Set task — All of the entries need to be written out again, exactly as they are.

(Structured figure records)
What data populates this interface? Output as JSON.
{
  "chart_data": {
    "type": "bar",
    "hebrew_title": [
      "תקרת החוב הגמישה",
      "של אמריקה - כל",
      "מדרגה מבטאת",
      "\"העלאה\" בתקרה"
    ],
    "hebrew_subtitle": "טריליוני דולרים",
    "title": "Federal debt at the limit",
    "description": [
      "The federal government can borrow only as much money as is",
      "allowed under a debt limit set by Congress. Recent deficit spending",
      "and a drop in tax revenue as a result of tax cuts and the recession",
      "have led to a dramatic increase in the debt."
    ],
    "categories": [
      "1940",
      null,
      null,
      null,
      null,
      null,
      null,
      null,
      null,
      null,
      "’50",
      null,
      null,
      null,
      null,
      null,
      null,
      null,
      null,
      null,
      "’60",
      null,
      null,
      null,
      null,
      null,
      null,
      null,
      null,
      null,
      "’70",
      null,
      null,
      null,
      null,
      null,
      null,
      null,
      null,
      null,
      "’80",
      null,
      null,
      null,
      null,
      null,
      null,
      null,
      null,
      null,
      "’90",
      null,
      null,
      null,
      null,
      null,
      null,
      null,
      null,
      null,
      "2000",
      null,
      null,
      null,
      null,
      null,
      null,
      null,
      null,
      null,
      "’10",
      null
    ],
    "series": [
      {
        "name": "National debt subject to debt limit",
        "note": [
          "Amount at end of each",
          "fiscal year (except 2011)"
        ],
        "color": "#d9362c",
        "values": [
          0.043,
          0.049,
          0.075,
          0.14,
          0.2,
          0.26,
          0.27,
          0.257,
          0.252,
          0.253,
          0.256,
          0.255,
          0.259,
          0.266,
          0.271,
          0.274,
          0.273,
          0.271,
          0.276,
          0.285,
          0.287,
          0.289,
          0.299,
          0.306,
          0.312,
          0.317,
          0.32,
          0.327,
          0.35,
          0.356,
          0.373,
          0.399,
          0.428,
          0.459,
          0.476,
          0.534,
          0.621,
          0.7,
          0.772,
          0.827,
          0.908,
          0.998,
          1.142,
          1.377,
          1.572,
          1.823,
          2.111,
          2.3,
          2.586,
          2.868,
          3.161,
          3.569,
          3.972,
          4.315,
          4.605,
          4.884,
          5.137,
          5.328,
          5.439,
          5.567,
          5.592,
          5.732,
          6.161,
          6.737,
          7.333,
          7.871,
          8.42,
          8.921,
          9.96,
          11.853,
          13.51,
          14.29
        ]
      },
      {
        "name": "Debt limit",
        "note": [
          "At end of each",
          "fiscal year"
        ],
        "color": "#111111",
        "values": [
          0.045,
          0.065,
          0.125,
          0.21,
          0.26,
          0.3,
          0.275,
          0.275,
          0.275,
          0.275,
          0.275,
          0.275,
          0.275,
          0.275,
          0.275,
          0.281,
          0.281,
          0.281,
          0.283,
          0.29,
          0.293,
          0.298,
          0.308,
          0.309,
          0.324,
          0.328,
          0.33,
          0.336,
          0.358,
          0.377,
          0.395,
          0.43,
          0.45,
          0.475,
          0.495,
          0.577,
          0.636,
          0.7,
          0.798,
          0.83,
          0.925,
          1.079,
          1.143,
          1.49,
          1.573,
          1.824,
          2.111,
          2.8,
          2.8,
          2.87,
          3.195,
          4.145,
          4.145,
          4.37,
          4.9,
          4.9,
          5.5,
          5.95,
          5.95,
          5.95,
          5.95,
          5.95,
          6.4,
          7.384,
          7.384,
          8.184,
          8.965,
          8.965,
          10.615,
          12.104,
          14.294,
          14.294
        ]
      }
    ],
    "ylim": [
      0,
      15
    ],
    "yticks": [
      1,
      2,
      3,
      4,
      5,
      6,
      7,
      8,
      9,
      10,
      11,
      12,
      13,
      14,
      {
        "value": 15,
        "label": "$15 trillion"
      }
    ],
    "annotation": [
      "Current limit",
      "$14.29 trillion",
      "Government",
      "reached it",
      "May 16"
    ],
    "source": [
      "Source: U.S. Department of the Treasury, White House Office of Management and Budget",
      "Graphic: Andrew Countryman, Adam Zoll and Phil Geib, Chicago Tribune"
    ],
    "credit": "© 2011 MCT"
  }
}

Exercise response —
What data populates this interface? Output as JSON.
{
  "chart_data": {
    "type": "bar",
    "hebrew_title": [
      "תקרת החוב הגמישה",
      "של אמריקה - כל",
      "מדרגה מבטאת",
      "\"העלאה\" בתקרה"
    ],
    "hebrew_subtitle": "טריליוני דולרים",
    "title": "Federal debt at the limit",
    "description": [
      "The federal government can borrow only as much money as is",
      "allowed under a debt limit set by Congress. Recent deficit spending",
      "and a drop in tax revenue as a result of tax cuts and the recession",
      "have led to a dramatic increase in the debt."
    ],
    "categories": [
      "1940",
      null,
      null,
      null,
      null,
      null,
      null,
      null,
      null,
      null,
      "’50",
      null,
      null,
      null,
      null,
      null,
      null,
      null,
      null,
      null,
      "’60",
      null,
      null,
      null,
      null,
      null,
      null,
      null,
      null,
      null,
      "’70",
      null,
      null,
      null,
      null,
      null,
      null,
      null,
      null,
      null,
      "’80",
      null,
      null,
      null,
      null,
      null,
      null,
      null,
      null,
      null,
      "’90",
      null,
      null,
      null,
      null,
      null,
      null,
      null,
      null,
      null,
      "2000",
      null,
      null,
      null,
      null,
      null,
      null,
      null,
      null,
      null,
      "’10",
      null
    ],
    "series": [
      {
        "name": "National debt subject to debt limit",
        "note": [
          "Amount at end of each",
          "fiscal year (except 2011)"
        ],
        "color": "#d9362c",
        "values": [
          0.043,
          0.049,
          0.075,
          0.14,
          0.2,
          0.26,
          0.27,
          0.257,
          0.252,
          0.253,
          0.256,
          0.255,
          0.259,
          0.266,
          0.271,
          0.274,
          0.273,
          0.271,
          0.276,
          0.285,
          0.287,
          0.289,
          0.299,
          0.306,
          0.312,
          0.317,
          0.32,
          0.327,
          0.35,
          0.356,
          0.373,
          0.399,
          0.428,
          0.459,
          0.476,
          0.534,
          0.621,
          0.7,
          0.772,
          0.827,
          0.908,
          0.998,
          1.142,
          1.377,
          1.572,
          1.823,
          2.111,
          2.3,
          2.586,
          2.868,
          3.161,
          3.569,
          3.972,
          4.315,
          4.605,
          4.884,
          5.137,
          5.328,
          5.439,
          5.567,
          5.592,
          5.732,
          6.161,
          6.737,
          7.333,
          7.871,
          8.42,
          8.921,
          9.96,
          11.853,
          13.51,
          14.29
        ]
      },
      {
        "name": "Debt limit",
        "note": [
          "At end of each",
          "fiscal year"
        ],
        "color": "#111111",
        "values": [
          0.045,
          0.065,
          0.125,
          0.21,
          0.26,
          0.3,
          0.275,
          0.275,
          0.275,
          0.275,
          0.275,
          0.275,
          0.275,
          0.275,
          0.275,
          0.281,
          0.281,
          0.281,
          0.283,
          0.29,
          0.293,
          0.298,
          0.308,
          0.309,
          0.324,
          0.328,
          0.33,
          0.336,
          0.358,
          0.377,
          0.395,
          0.43,
          0.45,
          0.475,
          0.495,
          0.577,
          0.636,
          0.7,
          0.798,
          0.83,
          0.925,
          1.079,
          1.143,
          1.49,
          1.573,
          1.824,
          2.111,
          2.8,
          2.8,
          2.87,
          3.195,
          4.145,
          4.145,
          4.37,
          4.9,
          4.9,
          5.5,
          5.95,
          5.95,
          5.95,
          5.95,
          5.95,
          6.4,
          7.384,
          7.384,
          8.184,
          8.965,
          8.965,
          10.615,
          12.104,
          14.294,
          14.294
        ]
      }
    ],
    "ylim": [
      0,
      15
    ],
    "yticks": [
      1,
      2,
      3,
      4,
      5,
      6,
      7,
      8,
      9,
      10,
      11,
      12,
      13,
      14,
      {
        "value": 15,
        "label": "$15 trillion"
      }
    ],
    "annotation": [
      "Current limit",
      "$14.29 trillion",
      "Government",
      "reached it",
      "May 16"
    ],
    "source": [
      "Source: U.S. Department of the Treasury, White House Office of Management and Budget",
      "Graphic: Andrew Countryman, Adam Zoll and Phil Geib, Chicago Tribune"
    ],
    "credit": "© 2011 MCT"
  }
}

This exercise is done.